▸ Task material:
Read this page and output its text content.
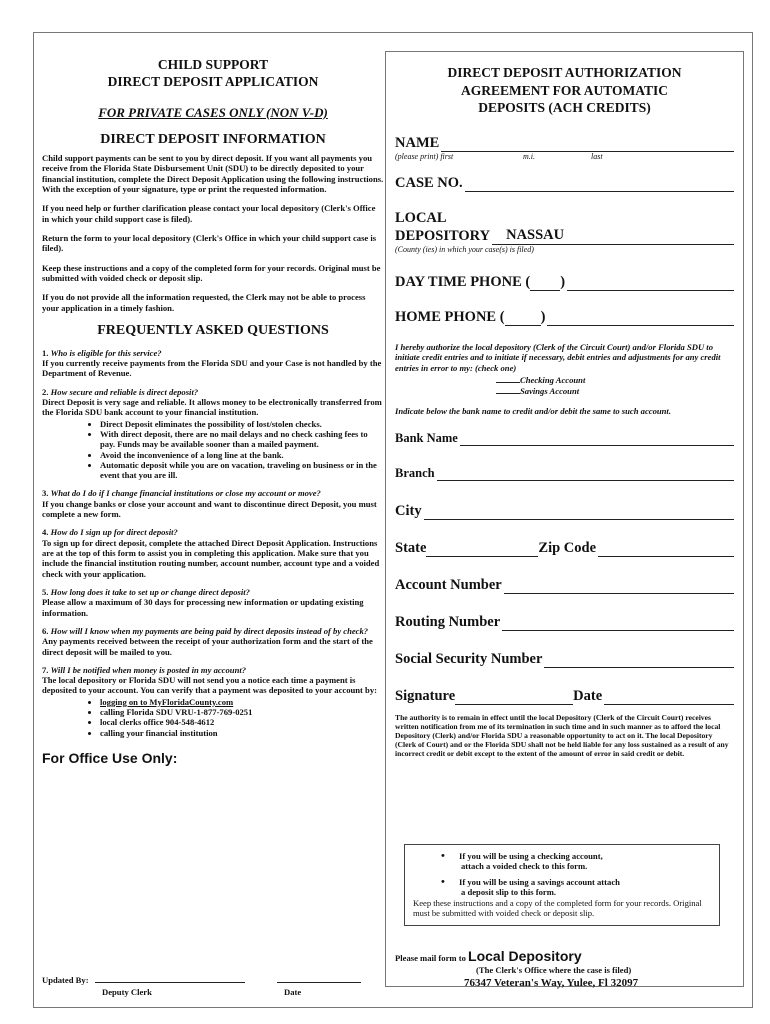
CHILD SUPPORT
DIRECT DEPOSIT APPLICATION
FOR PRIVATE CASES ONLY (NON V-D)
DIRECT DEPOSIT INFORMATION
Child support payments can be sent to you by direct deposit. If you want all payments you receive from the Florida State Disbursement Unit (SDU) to be directly deposited to your financial institution, complete the Direct Deposit Application using the following instructions. With the exception of your signature, type or print the requested information.
If you need help or further clarification please contact your local depository (Clerk's Office in which your child support case is filed).
Return the form to your local depository (Clerk's Office in which your child support case is filed).
Keep these instructions and a copy of the completed form for your records. Original must be submitted with voided check or deposit slip.
If you do not provide all the information requested, the Clerk may not be able to process your application in a timely fashion.
FREQUENTLY ASKED QUESTIONS
1. Who is eligible for this service?
If you currently receive payments from the Florida SDU and your Case is not handled by the Department of Revenue.
2. How secure and reliable is direct deposit?
Direct Deposit is very sage and reliable. It allows money to be electronically transferred from the Florida SDU bank account to your financial institution.
• Direct Deposit eliminates the possibility of lost/stolen checks.
• With direct deposit, there are no mail delays and no check cashing fees to pay. Funds may be available sooner than a mailed payment.
• Avoid the inconvenience of a long line at the bank.
• Automatic deposit while you are on vacation, traveling on business or in the event that you are ill.
3. What do I do if I change financial institutions or close my account or move?
If you change banks or close your account and want to discontinue direct Deposit, you must complete a new form.
4. How do I sign up for direct deposit?
To sign up for direct deposit, complete the attached Direct Deposit Application. Instructions are at the top of this form to assist you in completing this application. Make sure that you include the financial institution routing number, account number, account type and a voided check with your application.
5. How long does it take to set up or change direct deposit?
Please allow a maximum of 30 days for processing new information or updating existing information.
6. How will I know when my payments are being paid by direct deposits instead of by check?
Any payments received between the receipt of your authorization form and the start of the direct deposit will be mailed to you.
7. Will I be notified when money is posted in my account?
The local depository or Florida SDU will not send you a notice each time a payment is deposited to your account. You can verify that a payment was deposited to your account by:
• logging on to MyFloridaCounty.com
• calling Florida SDU VRU-1-877-769-0251
• local clerks office 904-548-4612
• calling your financial institution
For Office Use Only:
Updated By:
Deputy Clerk	Date
DIRECT DEPOSIT AUTHORIZATION
AGREEMENT FOR AUTOMATIC
DEPOSITS (ACH CREDITS)
NAME
(please print) first	m.i.	last
CASE NO.
LOCAL
DEPOSITORY	NASSAU
(County (ies) in which your case(s) is filed)
DAY TIME PHONE ( )
HOME PHONE ( )
I hereby authorize the local depository (Clerk of the Circuit Court) and/or Florida SDU to initiate credit entries and to initiate if necessary, debit entries and adjustments for any credit entries in error to my: (check one)
Checking Account
Savings Account
Indicate below the bank name to credit and/or debit the same to such account.
Bank Name
Branch
City
State	Zip Code
Account Number
Routing Number
Social Security Number
Signature	Date
The authority is to remain in effect until the local Depository (Clerk of the Circuit Court) receives written notification from me of its termination in such time and in such manner as to afford the local Depository (Clerk) and/or Florida SDU a reasonable opportunity to act on it. The local Depository (Clerk of Court) and or the Florida SDU shall not be held liable for any loss sustained as a result of any incorrect credit or debit except to the extent of the amount of error in said credit or debit.
• If you will be using a checking account,
attach a voided check to this form.
• If you will be using a savings account attach
a deposit slip to this form.
Keep these instructions and a copy of the completed form for your records. Original must be submitted with voided check or deposit slip.
Please mail form to Local Depository
(The Clerk's Office where the case is filed)
76347 Veteran's Way, Yulee, Fl 32097
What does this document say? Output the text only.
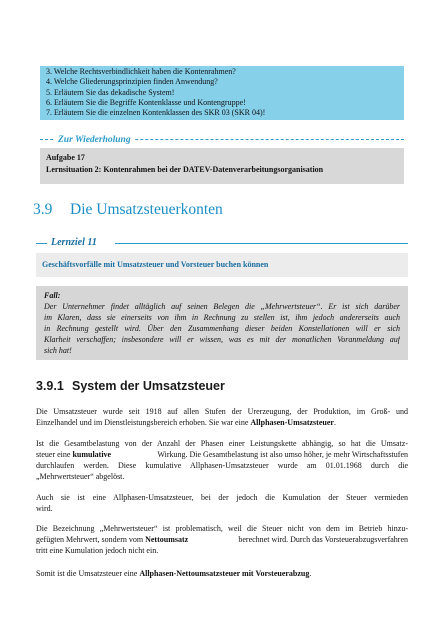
3. Welche Rechtsverbindlichkeit haben die Kontenrahmen?
4. Welche Gliederungsprinzipien finden Anwendung?
5. Erläutern Sie das dekadische System!
6. Erläutern Sie die Begriffe Kontenklasse und Kontengruppe!
7. Erläutern Sie die einzelnen Kontenklassen des SKR 03 (SKR 04)!
Zur Wiederholung
Aufgabe 17
Lernsituation 2: Kontenrahmen bei der DATEV-Datenverarbeitungsorganisation
3.9 Die Umsatzsteuerkonten
Lernziel 11
Geschäftsvorfälle mit Umsatzsteuer und Vorsteuer buchen können
Fall:
Der Unternehmer findet alltäglich auf seinen Belegen die „Mehrwertsteuer“. Er ist sich darüber
im Klaren, dass sie einerseits von ihm in Rechnung zu stellen ist, ihm jedoch andererseits auch
in Rechnung gestellt wird. Über den Zusammenhang dieser beiden Konstellationen will er sich
Klarheit verschaffen; insbesondere will er wissen, was es mit der monatlichen Voranmeldung auf
sich hat!
3.9.1 System der Umsatzsteuer
Die Umsatzsteuer wurde seit 1918 auf allen Stufen der Urerzeugung, der Produktion, im Groß- und
Einzelhandel und im Dienstleistungsbereich erhoben. Sie war eine Allphasen-Umsatzsteuer.
Ist die Gesamtbelastung von der Anzahl der Phasen einer Leistungskette abhängig, so hat die Umsatz-
steuer eine kumulative	Wirkung. Die Gesamtbelastung ist also umso höher, je mehr Wirtschaftsstufen
durchlaufen werden. Diese kumulative Allphasen-Umsatzsteuer wurde am 01.01.1968 durch die
„Mehrwertsteuer“ abgelöst.
Auch sie ist eine Allphasen-Umsatzsteuer, bei der jedoch die Kumulation der Steuer vermieden
wird.
Die Bezeichnung „Mehrwertsteuer“ ist problematisch, weil die Steuer nicht von dem im Betrieb hinzu-
gefügten Mehrwert, sondern vom Nettoumsatz	berechnet wird. Durch das Vorsteuerabzugsverfahren
tritt eine Kumulation jedoch nicht ein.
Somit ist die Umsatzsteuer eine Allphasen-Nettoumsatzsteuer mit Vorsteuerabzug.
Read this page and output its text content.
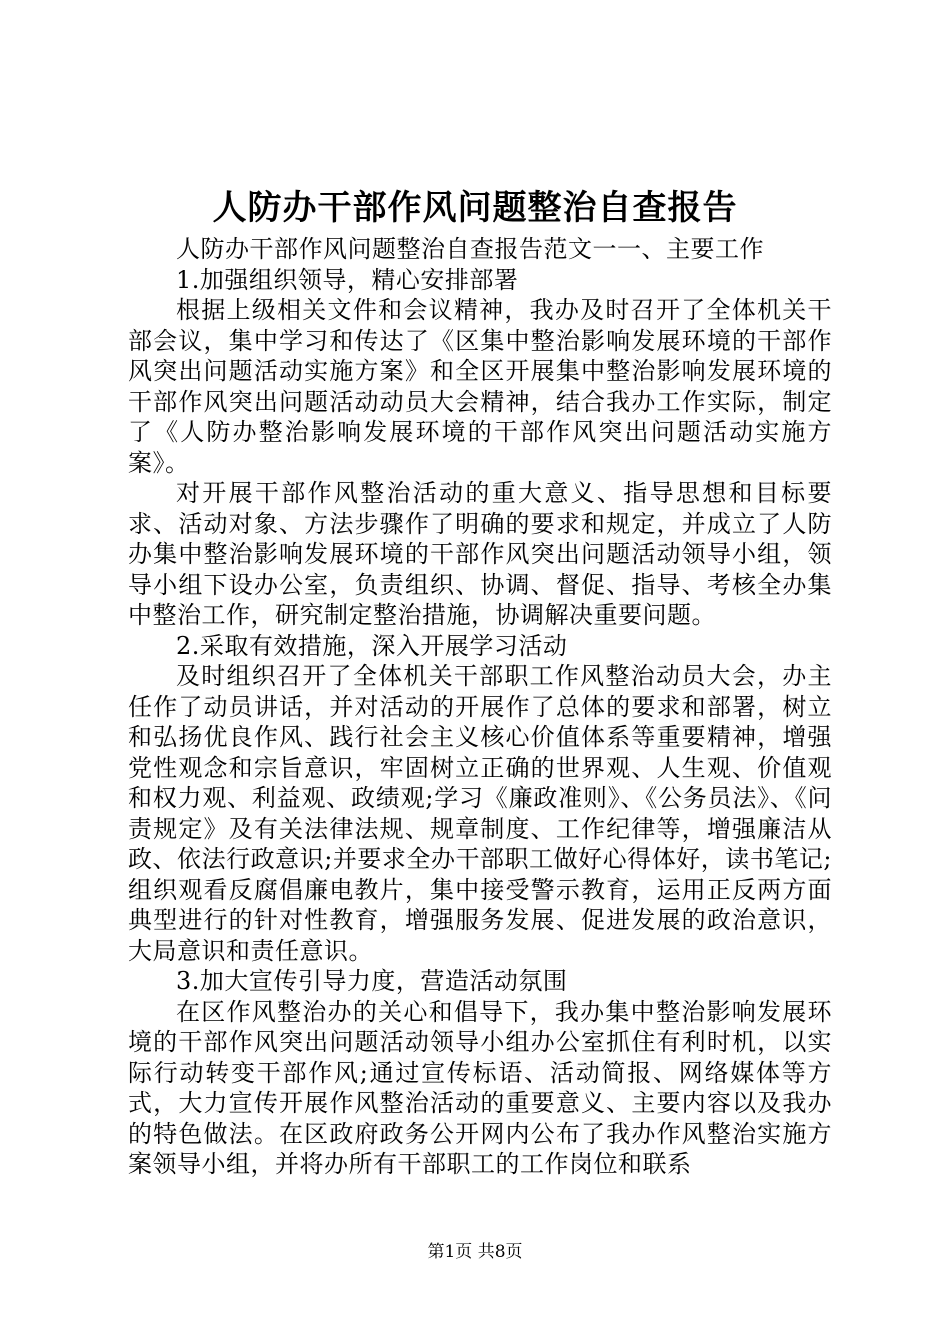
人防办干部作风问题整治自查报告

人防办干部作风问题整治自查报告范文一一、主要工作

1.加强组织领导，精心安排部署

根据上级相关文件和会议精神，我办及时召开了全体机关干部会议，集中学习和传达了《区集中整治影响发展环境的干部作风突出问题活动实施方案》和全区开展集中整治影响发展环境的干部作风突出问题活动动员大会精神，结合我办工作实际，制定了《人防办整治影响发展环境的干部作风突出问题活动实施方案》。

对开展干部作风整治活动的重大意义、指导思想和目标要求、活动对象、方法步骤作了明确的要求和规定，并成立了人防办集中整治影响发展环境的干部作风突出问题活动领导小组，领导小组下设办公室，负责组织、协调、督促、指导、考核全办集中整治工作，研究制定整治措施，协调解决重要问题。

2.采取有效措施，深入开展学习活动

及时组织召开了全体机关干部职工作风整治动员大会，办主任作了动员讲话，并对活动的开展作了总体的要求和部署，树立和弘扬优良作风、践行社会主义核心价值体系等重要精神，增强党性观念和宗旨意识，牢固树立正确的世界观、人生观、价值观和权力观、利益观、政绩观;学习《廉政准则》、《公务员法》、《问责规定》及有关法律法规、规章制度、工作纪律等，增强廉洁从政、依法行政意识;并要求全办干部职工做好心得体好，读书笔记;组织观看反腐倡廉电教片，集中接受警示教育，运用正反两方面典型进行的针对性教育，增强服务发展、促进发展的政治意识，大局意识和责任意识。

3.加大宣传引导力度，营造活动氛围

在区作风整治办的关心和倡导下，我办集中整治影响发展环境的干部作风突出问题活动领导小组办公室抓住有利时机，以实际行动转变干部作风;通过宣传标语、活动简报、网络媒体等方式，大力宣传开展作风整治活动的重要意义、主要内容以及我办的特色做法。在区政府政务公开网内公布了我办作风整治实施方案领导小组，并将办所有干部职工的工作岗位和联系

第1页 共8页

▸ Exercise: Quote every record above exactly, leaving out the pictures.

▸ Written answer:
Read this page and output its text content.
CHILD SUPPORT
DIRECT DEPOSIT APPLICATION
FOR PRIVATE CASES ONLY (NON V-D)
DIRECT DEPOSIT INFORMATION
Child support payments can be sent to you by direct deposit. If you want all payments you receive from the Florida State Disbursement Unit (SDU) to be directly deposited to your financial institution, complete the Direct Deposit Application using the following instructions. With the exception of your signature, type or print the requested information.
If you need help or further clarification please contact your local depository (Clerk's Office in which your child support case is filed).
Return the form to your local depository (Clerk's Office in which your child support case is filed).
Keep these instructions and a copy of the completed form for your records. Original must be submitted with voided check or deposit slip.
If you do not provide all the information requested, the Clerk may not be able to process your application in a timely fashion.
FREQUENTLY ASKED QUESTIONS
1. Who is eligible for this service?
If you currently receive payments from the Florida SDU and your Case is not handled by the Department of Revenue.
2. How secure and reliable is direct deposit?
Direct Deposit is very sage and reliable. It allows money to be electronically transferred from the Florida SDU bank account to your financial institution.
• Direct Deposit eliminates the possibility of lost/stolen checks.
• With direct deposit, there are no mail delays and no check cashing fees to pay. Funds may be available sooner than a mailed payment.
• Avoid the inconvenience of a long line at the bank.
• Automatic deposit while you are on vacation, traveling on business or in the event that you are ill.
3. What do I do if I change financial institutions or close my account or move?
If you change banks or close your account and want to discontinue direct Deposit, you must complete a new form.
4. How do I sign up for direct deposit?
To sign up for direct deposit, complete the attached Direct Deposit Application. Instructions are at the top of this form to assist you in completing this application. Make sure that you include the financial institution routing number, account number, account type and a voided check with your application.
5. How long does it take to set up or change direct deposit?
Please allow a maximum of 30 days for processing new information or updating existing information.
6. How will I know when my payments are being paid by direct deposits instead of by check?
Any payments received between the receipt of your authorization form and the start of the direct deposit will be mailed to you.
7. Will I be notified when money is posted in my account?
The local depository or Florida SDU will not send you a notice each time a payment is deposited to your account. You can verify that a payment was deposited to your account by:
• logging on to MyFloridaCounty.com
• calling Florida SDU VRU-1-877-769-0251
• local clerks office 904-548-4612
• calling your financial institution
For Office Use Only:
Updated By:
Deputy Clerk	Date
DIRECT DEPOSIT AUTHORIZATION
AGREEMENT FOR AUTOMATIC
DEPOSITS (ACH CREDITS)
NAME
(please print) first	m.i.	last
CASE NO.
LOCAL
DEPOSITORY	NASSAU
(County (ies) in which your case(s) is filed)
DAY TIME PHONE ( )
HOME PHONE ( )
I hereby authorize the local depository (Clerk of the Circuit Court) and/or Florida SDU to initiate credit entries and to initiate if necessary, debit entries and adjustments for any credit entries in error to my: (check one)
Checking Account
Savings Account
Indicate below the bank name to credit and/or debit the same to such account.
Bank Name
Branch
City
State	Zip Code
Account Number
Routing Number
Social Security Number
Signature	Date
The authority is to remain in effect until the local Depository (Clerk of the Circuit Court) receives written notification from me of its termination in such time and in such manner as to afford the local Depository (Clerk) and/or Florida SDU a reasonable opportunity to act on it. The local Depository (Clerk of Court) and or the Florida SDU shall not be held liable for any loss sustained as a result of any incorrect credit or debit except to the extent of the amount of error in said credit or debit.
• If you will be using a checking account,
attach a voided check to this form.
• If you will be using a savings account attach
a deposit slip to this form.
Keep these instructions and a copy of the completed form for your records. Original must be submitted with voided check or deposit slip.
Please mail form to Local Depository
(The Clerk's Office where the case is filed)
76347 Veteran's Way, Yulee, Fl 32097
What does this document say? Output the text only.
3. Welche Rechtsverbindlichkeit haben die Kontenrahmen?
4. Welche Gliederungsprinzipien finden Anwendung?
5. Erläutern Sie das dekadische System!
6. Erläutern Sie die Begriffe Kontenklasse und Kontengruppe!
7. Erläutern Sie die einzelnen Kontenklassen des SKR 03 (SKR 04)!
Zur Wiederholung
Aufgabe 17
Lernsituation 2: Kontenrahmen bei der DATEV-Datenverarbeitungsorganisation
3.9 Die Umsatzsteuerkonten
Lernziel 11
Geschäftsvorfälle mit Umsatzsteuer und Vorsteuer buchen können
Fall:
Der Unternehmer findet alltäglich auf seinen Belegen die „Mehrwertsteuer“. Er ist sich darüber
im Klaren, dass sie einerseits von ihm in Rechnung zu stellen ist, ihm jedoch andererseits auch
in Rechnung gestellt wird. Über den Zusammenhang dieser beiden Konstellationen will er sich
Klarheit verschaffen; insbesondere will er wissen, was es mit der monatlichen Voranmeldung auf
sich hat!
3.9.1 System der Umsatzsteuer
Die Umsatzsteuer wurde seit 1918 auf allen Stufen der Urerzeugung, der Produktion, im Groß- und
Einzelhandel und im Dienstleistungsbereich erhoben. Sie war eine Allphasen-Umsatzsteuer.
Ist die Gesamtbelastung von der Anzahl der Phasen einer Leistungskette abhängig, so hat die Umsatz-
steuer eine kumulative	Wirkung. Die Gesamtbelastung ist also umso höher, je mehr Wirtschaftsstufen
durchlaufen werden. Diese kumulative Allphasen-Umsatzsteuer wurde am 01.01.1968 durch die
„Mehrwertsteuer“ abgelöst.
Auch sie ist eine Allphasen-Umsatzsteuer, bei der jedoch die Kumulation der Steuer vermieden
wird.
Die Bezeichnung „Mehrwertsteuer“ ist problematisch, weil die Steuer nicht von dem im Betrieb hinzu-
gefügten Mehrwert, sondern vom Nettoumsatz	berechnet wird. Durch das Vorsteuerabzugsverfahren
tritt eine Kumulation jedoch nicht ein.
Somit ist die Umsatzsteuer eine Allphasen-Nettoumsatzsteuer mit Vorsteuerabzug.
Read this page and output its text content.
人防办干部作风问题整治自查报告

人防办干部作风问题整治自查报告范文一一、主要工作

1.加强组织领导，精心安排部署

根据上级相关文件和会议精神，我办及时召开了全体机关干部会议，集中学习和传达了《区集中整治影响发展环境的干部作风突出问题活动实施方案》和全区开展集中整治影响发展环境的干部作风突出问题活动动员大会精神，结合我办工作实际，制定了《人防办整治影响发展环境的干部作风突出问题活动实施方案》。

对开展干部作风整治活动的重大意义、指导思想和目标要求、活动对象、方法步骤作了明确的要求和规定，并成立了人防办集中整治影响发展环境的干部作风突出问题活动领导小组，领导小组下设办公室，负责组织、协调、督促、指导、考核全办集中整治工作，研究制定整治措施，协调解决重要问题。

2.采取有效措施，深入开展学习活动

及时组织召开了全体机关干部职工作风整治动员大会，办主任作了动员讲话，并对活动的开展作了总体的要求和部署，树立和弘扬优良作风、践行社会主义核心价值体系等重要精神，增强党性观念和宗旨意识，牢固树立正确的世界观、人生观、价值观和权力观、利益观、政绩观;学习《廉政准则》、《公务员法》、《问责规定》及有关法律法规、规章制度、工作纪律等，增强廉洁从政、依法行政意识;并要求全办干部职工做好心得体好，读书笔记;组织观看反腐倡廉电教片，集中接受警示教育，运用正反两方面典型进行的针对性教育，增强服务发展、促进发展的政治意识，大局意识和责任意识。

3.加大宣传引导力度，营造活动氛围

在区作风整治办的关心和倡导下，我办集中整治影响发展环境的干部作风突出问题活动领导小组办公室抓住有利时机，以实际行动转变干部作风;通过宣传标语、活动简报、网络媒体等方式，大力宣传开展作风整治活动的重要意义、主要内容以及我办的特色做法。在区政府政务公开网内公布了我办作风整治实施方案领导小组，并将办所有干部职工的工作岗位和联系

第1页 共8页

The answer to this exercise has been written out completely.